### Data excerpts
☆ ☆ ☆ ☆ ☆ ☆ ☆

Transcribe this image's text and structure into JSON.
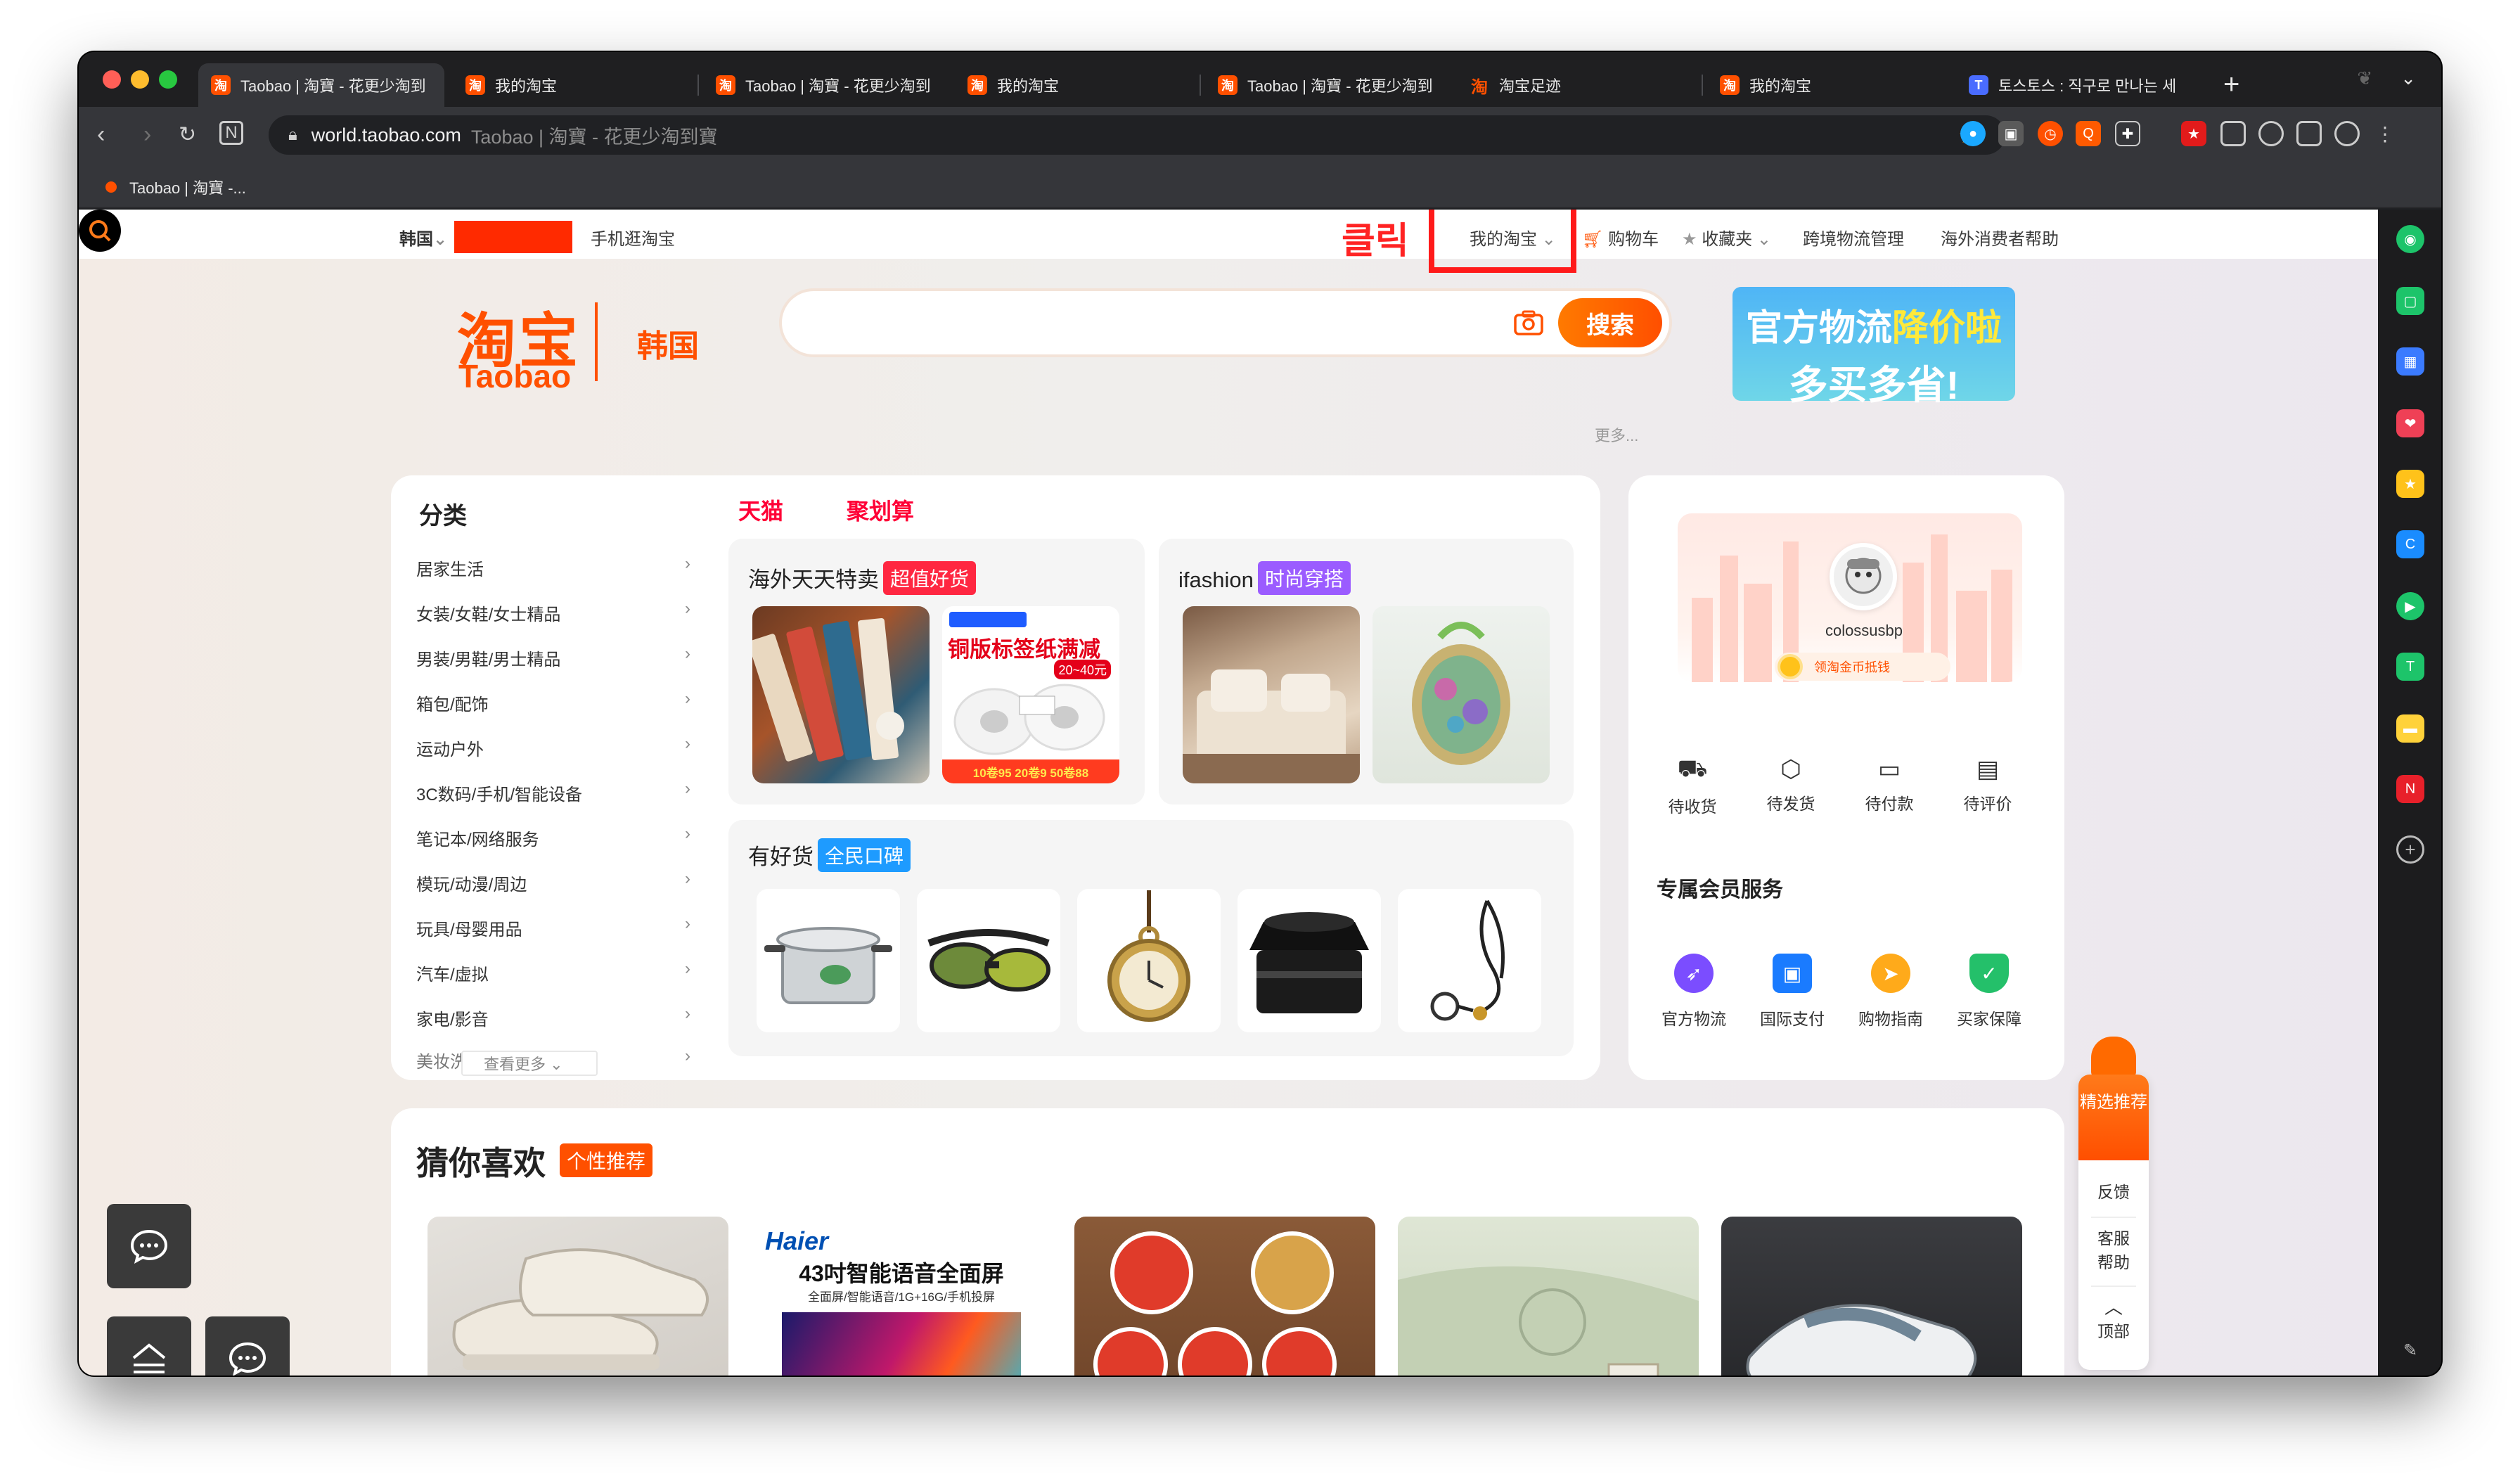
{
  "browser": {
    "tabs": [
      {
        "title": "Taobao | 淘寶 - 花更少淘到"
      },
      {
        "title": "我的淘宝"
      },
      {
        "title": "Taobao | 淘寶 - 花更少淘到"
      },
      {
        "title": "我的淘宝"
      },
      {
        "title": "Taobao | 淘寶 - 花更少淘到"
      },
      {
        "title": "淘宝足迹"
      },
      {
        "title": "我的淘宝"
      },
      {
        "title": "토스토스 : 직구로 만나는 세"
      }
    ],
    "new_tab": "+",
    "url": "world.taobao.com",
    "page_title": "Taobao | 淘寶 - 花更少淘到寶",
    "bookmark": "Taobao | 淘寶 -..."
  },
  "colors": {
    "brand": "#ff5000",
    "tmall": "#ff0036",
    "annotation": "#ff1a1a"
  },
  "sitebar": {
    "region": "韩国",
    "region_chevron": "⌄",
    "mobile": "手机逛淘宝",
    "annotation": "클릭",
    "my_taobao": "我的淘宝",
    "cart": "购物车",
    "favorites": "收藏夹",
    "logistics": "跨境物流管理",
    "help": "海外消费者帮助"
  },
  "header": {
    "logo_cn": "淘宝",
    "logo_en": "Taobao",
    "country": "韩国",
    "search_button": "搜索",
    "more": "更多...",
    "promo_line1_a": "官方物流",
    "promo_line1_b": "降价啦",
    "promo_line2": "多买多省!"
  },
  "categories": {
    "title": "分类",
    "items": [
      "居家生活",
      "女装/女鞋/女士精品",
      "男装/男鞋/男士精品",
      "箱包/配饰",
      "运动户外",
      "3C数码/手机/智能设备",
      "笔记本/网络服务",
      "模玩/动漫/周边",
      "玩具/母婴用品",
      "汽车/虚拟",
      "家电/影音",
      "美妆洗"
    ],
    "see_more": "查看更多"
  },
  "channels": {
    "tmall": "天猫",
    "juhuasuan": "聚划算",
    "overseas": {
      "title": "海外天天特卖",
      "tag": "超值好货"
    },
    "ifashion": {
      "title": "ifashion",
      "tag": "时尚穿搭"
    },
    "good": {
      "title": "有好货",
      "tag": "全民口碑"
    },
    "label_promo": {
      "badge": "铜版标签纸满减",
      "sub": "20~40元",
      "prices": "10卷95 20卷9 50卷88"
    }
  },
  "user": {
    "name": "colossusbp",
    "coins": "领淘金币抵钱",
    "orders": [
      {
        "label": "待收货",
        "icon": "truck-icon"
      },
      {
        "label": "待发货",
        "icon": "box-icon"
      },
      {
        "label": "待付款",
        "icon": "wallet-icon"
      },
      {
        "label": "待评价",
        "icon": "comment-icon"
      }
    ],
    "vip_title": "专属会员服务",
    "services": [
      {
        "label": "官方物流",
        "color": "#7b4dff"
      },
      {
        "label": "国际支付",
        "color": "#1a7bff"
      },
      {
        "label": "购物指南",
        "color": "#ffaa1a"
      },
      {
        "label": "买家保障",
        "color": "#24c06a"
      }
    ]
  },
  "recommend": {
    "title": "猜你喜欢",
    "tag": "个性推荐",
    "haier_brand": "Haier",
    "haier_line1": "43吋智能语音全面屏",
    "haier_line2": "全面屏/智能语音/1G+16G/手机投屏"
  },
  "floatbar": {
    "featured": "精选推荐",
    "feedback": "反馈",
    "service": "客服帮助",
    "top": "顶部"
  }
}
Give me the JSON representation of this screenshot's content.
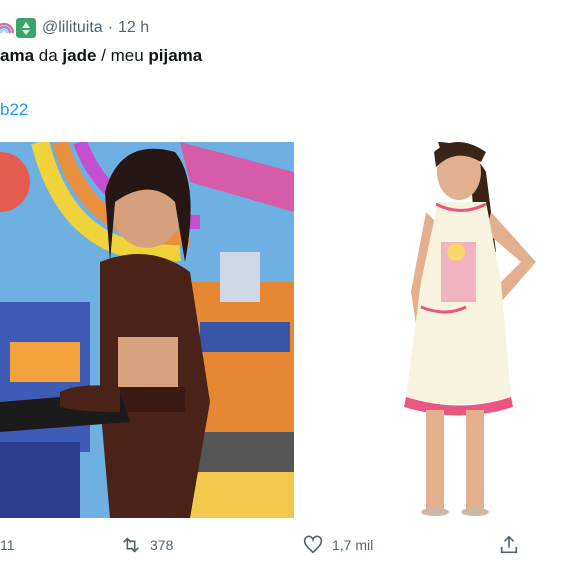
{
  "header": {
    "handle": "@lilituita",
    "separator": "·",
    "time": "12 h",
    "icons": [
      "rainbow-icon",
      "recycle-icon"
    ]
  },
  "tweet": {
    "parts": [
      {
        "text": "ama ",
        "bold": true
      },
      {
        "text": "da ",
        "bold": false
      },
      {
        "text": "jade",
        "bold": true
      },
      {
        "text": " / meu ",
        "bold": false
      },
      {
        "text": "pijama",
        "bold": true
      }
    ],
    "hashtag": "b22"
  },
  "actions": {
    "reply_count": "11",
    "retweet_count": "378",
    "like_count": "1,7 mil"
  },
  "colors": {
    "link": "#1d9bf0",
    "muted": "#536471"
  }
}
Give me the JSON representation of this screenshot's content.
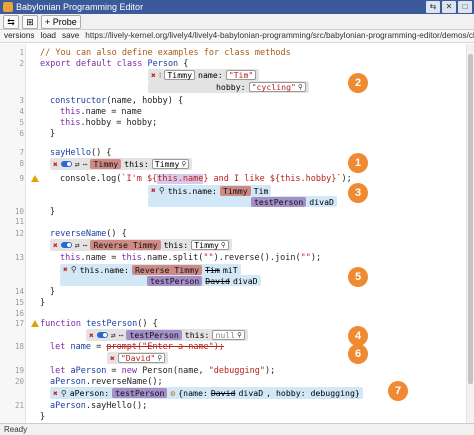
{
  "window": {
    "title": "Babylonian Programming Editor",
    "buttons": [
      "⇆",
      "✕",
      "□"
    ]
  },
  "toolbar": {
    "swap_label": "⇆",
    "settings_label": "⊞",
    "probe_label": "+ Probe"
  },
  "nav": {
    "versions": "versions",
    "load": "load",
    "save": "save",
    "url": "https://lively-kernel.org/lively4/lively4-babylonian-programming/src/babylonian-programming-editor/demos/classe"
  },
  "lines": [
    "1",
    "2",
    "",
    "3",
    "4",
    "5",
    "6",
    "7",
    "8",
    "",
    "9",
    "",
    "10",
    "11",
    "12",
    "13",
    "14",
    "",
    "15",
    "16",
    "17",
    "18",
    "",
    "19",
    "20",
    "",
    "21"
  ],
  "code": {
    "l1": "// You can also define examples for class methods",
    "l2a": "export default class ",
    "l2b": "Person",
    "l2c": " {",
    "l3a": "constructor",
    "l3b": "(name, hobby) {",
    "l4a": "this",
    "l4b": ".name = name",
    "l5a": "this",
    "l5b": ".hobby = hobby;",
    "l6": "}",
    "l7a": "sayHello",
    "l7b": "() {",
    "l8a": "console.log(",
    "l8b": "`I'm ${",
    "l8c": "this.name",
    "l8d": "} and I like ${",
    "l8e": "this.hobby",
    "l8f": "}`",
    "l8g": ");",
    "l9": "}",
    "l11a": "reverseName",
    "l11b": "() {",
    "l12a": "this",
    "l12b": ".name = ",
    "l12c": "this",
    "l12d": ".name.split(",
    "l12e": "\"\"",
    "l12f": ").reverse().join(",
    "l12g": "\"\"",
    "l12h": ");",
    "l13": "}",
    "l14": "}",
    "l17a": "function ",
    "l17b": "testPerson",
    "l17c": "() {",
    "l18a": "let ",
    "l18b": "name",
    "l18c": " = ",
    "l18d": "prompt(\"Enter a name\");",
    "l19a": "let ",
    "l19b": "aPerson",
    "l19c": " = ",
    "l19d": "new ",
    "l19e": "Person(name, ",
    "l19f": "\"debugging\"",
    "l19g": ");",
    "l20a": "aPerson",
    "l20b": ".reverseName();",
    "l21a": "aPerson",
    "l21b": ".sayHello();",
    "l22": "}"
  },
  "widgets": {
    "instance": {
      "name_value": "Timmy",
      "name_label": "name:",
      "name_arg": "\"Tim\"",
      "hobby_label": "hobby:",
      "hobby_arg": "\"cycling\""
    },
    "example_sayhello": {
      "tag": "Timmy",
      "this_label": "this:",
      "this_value": "Timmy"
    },
    "probe_sayhello": {
      "expr": "this.name:",
      "tag": "Timmy",
      "value": "Tim",
      "tag2": "testPerson",
      "value2": "divaD"
    },
    "example_reverse": {
      "tag": "Reverse Timmy",
      "this_label": "this:",
      "this_value": "Timmy"
    },
    "probe_reverse": {
      "expr": "this.name:",
      "tag": "Reverse Timmy",
      "old": "Tim",
      "new": "miT",
      "tag2": "testPerson",
      "old2": "David",
      "new2": "divaD"
    },
    "example_test": {
      "tag": "testPerson",
      "this_label": "this:",
      "this_value": "null"
    },
    "replacement": {
      "value": "\"David\""
    },
    "probe_aperson": {
      "expr": "aPerson:",
      "tag": "testPerson",
      "prefix": "{name: ",
      "old": "David",
      "new": "divaD",
      "suffix": ", hobby: debugging}"
    }
  },
  "annotations": [
    "1",
    "2",
    "3",
    "4",
    "5",
    "6",
    "7"
  ],
  "status": {
    "text": "Ready"
  },
  "colors": {
    "title_bar": "#3c5a9a",
    "annotation": "#ef8a33",
    "example_red": "#cf8a86",
    "example_purple": "#a58fc8",
    "probe_blue": "#d2e8f7"
  }
}
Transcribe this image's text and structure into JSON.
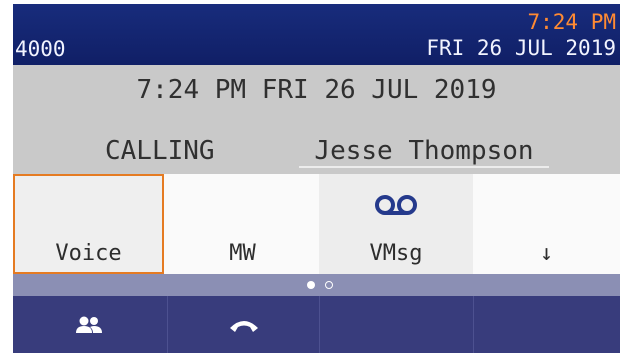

☆ ☆ ☆ ☆ ☆ ☆ ☆

### Exercise directions
Search the data for the string "debugging" and copy each line where it appears.

### Task response
    "l19f": "\"debugging\"",
      "suffix": ", hobby: debugging}"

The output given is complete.